**MATERIAL FOR THE TASK**
____________________

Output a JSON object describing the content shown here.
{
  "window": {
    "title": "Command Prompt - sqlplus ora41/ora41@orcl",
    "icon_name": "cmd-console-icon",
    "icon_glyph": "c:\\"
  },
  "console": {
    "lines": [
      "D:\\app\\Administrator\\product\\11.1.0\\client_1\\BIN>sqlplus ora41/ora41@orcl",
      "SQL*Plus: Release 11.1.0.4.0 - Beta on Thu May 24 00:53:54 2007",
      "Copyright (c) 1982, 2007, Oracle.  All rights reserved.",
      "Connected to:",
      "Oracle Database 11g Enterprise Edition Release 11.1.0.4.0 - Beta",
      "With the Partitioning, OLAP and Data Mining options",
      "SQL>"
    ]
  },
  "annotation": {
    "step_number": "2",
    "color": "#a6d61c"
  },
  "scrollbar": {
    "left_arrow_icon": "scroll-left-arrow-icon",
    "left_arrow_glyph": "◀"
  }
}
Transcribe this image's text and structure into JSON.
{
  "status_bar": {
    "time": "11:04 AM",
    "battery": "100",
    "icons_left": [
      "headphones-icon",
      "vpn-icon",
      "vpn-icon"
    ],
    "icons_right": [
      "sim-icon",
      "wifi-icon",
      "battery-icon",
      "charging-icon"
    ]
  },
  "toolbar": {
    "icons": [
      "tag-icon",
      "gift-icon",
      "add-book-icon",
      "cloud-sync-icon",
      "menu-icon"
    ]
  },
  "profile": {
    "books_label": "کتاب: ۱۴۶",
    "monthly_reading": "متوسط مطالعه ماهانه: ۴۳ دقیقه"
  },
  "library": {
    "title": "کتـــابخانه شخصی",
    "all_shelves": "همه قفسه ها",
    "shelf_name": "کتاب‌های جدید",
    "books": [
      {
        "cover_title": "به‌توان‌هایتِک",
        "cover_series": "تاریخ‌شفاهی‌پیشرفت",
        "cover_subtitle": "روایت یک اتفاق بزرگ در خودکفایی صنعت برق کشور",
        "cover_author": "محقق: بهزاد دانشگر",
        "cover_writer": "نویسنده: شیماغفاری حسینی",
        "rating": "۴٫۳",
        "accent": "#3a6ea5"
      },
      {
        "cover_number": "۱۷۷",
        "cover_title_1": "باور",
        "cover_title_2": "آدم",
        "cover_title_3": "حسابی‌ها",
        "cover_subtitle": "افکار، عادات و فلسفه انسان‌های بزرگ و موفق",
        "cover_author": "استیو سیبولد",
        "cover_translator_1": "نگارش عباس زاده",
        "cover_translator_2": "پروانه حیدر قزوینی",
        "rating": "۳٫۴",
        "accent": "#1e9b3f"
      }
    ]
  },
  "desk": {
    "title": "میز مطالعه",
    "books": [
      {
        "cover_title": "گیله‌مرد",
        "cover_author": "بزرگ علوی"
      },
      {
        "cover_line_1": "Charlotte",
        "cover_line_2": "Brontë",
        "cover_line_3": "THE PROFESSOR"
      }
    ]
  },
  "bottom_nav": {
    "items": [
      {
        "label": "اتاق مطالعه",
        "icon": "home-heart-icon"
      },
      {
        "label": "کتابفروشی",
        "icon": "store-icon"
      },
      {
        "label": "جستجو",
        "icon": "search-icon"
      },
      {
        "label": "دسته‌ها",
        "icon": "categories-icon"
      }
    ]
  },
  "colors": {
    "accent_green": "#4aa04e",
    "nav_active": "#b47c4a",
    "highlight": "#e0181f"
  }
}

____________________

Go through the entries and repeat each one exactly.

**THE OUTPUT**
Output a JSON object describing the content shown here.
{
  "window": {
    "title": "Command Prompt - sqlplus ora41/ora41@orcl",
    "icon_name": "cmd-console-icon",
    "icon_glyph": "c:\\"
  },
  "console": {
    "lines": [
      "D:\\app\\Administrator\\product\\11.1.0\\client_1\\BIN>sqlplus ora41/ora41@orcl",
      "SQL*Plus: Release 11.1.0.4.0 - Beta on Thu May 24 00:53:54 2007",
      "Copyright (c) 1982, 2007, Oracle.  All rights reserved.",
      "Connected to:",
      "Oracle Database 11g Enterprise Edition Release 11.1.0.4.0 - Beta",
      "With the Partitioning, OLAP and Data Mining options",
      "SQL>"
    ]
  },
  "annotation": {
    "step_number": "2",
    "color": "#a6d61c"
  },
  "scrollbar": {
    "left_arrow_icon": "scroll-left-arrow-icon",
    "left_arrow_glyph": "◀"
  }
}
Transcribe this image's text and structure into JSON.
{
  "status_bar": {
    "time": "11:04 AM",
    "battery": "100",
    "icons_left": [
      "headphones-icon",
      "vpn-icon",
      "vpn-icon"
    ],
    "icons_right": [
      "sim-icon",
      "wifi-icon",
      "battery-icon",
      "charging-icon"
    ]
  },
  "toolbar": {
    "icons": [
      "tag-icon",
      "gift-icon",
      "add-book-icon",
      "cloud-sync-icon",
      "menu-icon"
    ]
  },
  "profile": {
    "books_label": "کتاب: ۱۴۶",
    "monthly_reading": "متوسط مطالعه ماهانه: ۴۳ دقیقه"
  },
  "library": {
    "title": "کتـــابخانه شخصی",
    "all_shelves": "همه قفسه ها",
    "shelf_name": "کتاب‌های جدید",
    "books": [
      {
        "cover_title": "به‌توان‌هایتِک",
        "cover_series": "تاریخ‌شفاهی‌پیشرفت",
        "cover_subtitle": "روایت یک اتفاق بزرگ در خودکفایی صنعت برق کشور",
        "cover_author": "محقق: بهزاد دانشگر",
        "cover_writer": "نویسنده: شیماغفاری حسینی",
        "rating": "۴٫۳",
        "accent": "#3a6ea5"
      },
      {
        "cover_number": "۱۷۷",
        "cover_title_1": "باور",
        "cover_title_2": "آدم",
        "cover_title_3": "حسابی‌ها",
        "cover_subtitle": "افکار، عادات و فلسفه انسان‌های بزرگ و موفق",
        "cover_author": "استیو سیبولد",
        "cover_translator_1": "نگارش عباس زاده",
        "cover_translator_2": "پروانه حیدر قزوینی",
        "rating": "۳٫۴",
        "accent": "#1e9b3f"
      }
    ]
  },
  "desk": {
    "title": "میز مطالعه",
    "books": [
      {
        "cover_title": "گیله‌مرد",
        "cover_author": "بزرگ علوی"
      },
      {
        "cover_line_1": "Charlotte",
        "cover_line_2": "Brontë",
        "cover_line_3": "THE PROFESSOR"
      }
    ]
  },
  "bottom_nav": {
    "items": [
      {
        "label": "اتاق مطالعه",
        "icon": "home-heart-icon"
      },
      {
        "label": "کتابفروشی",
        "icon": "store-icon"
      },
      {
        "label": "جستجو",
        "icon": "search-icon"
      },
      {
        "label": "دسته‌ها",
        "icon": "categories-icon"
      }
    ]
  },
  "colors": {
    "accent_green": "#4aa04e",
    "nav_active": "#b47c4a",
    "highlight": "#e0181f"
  }
}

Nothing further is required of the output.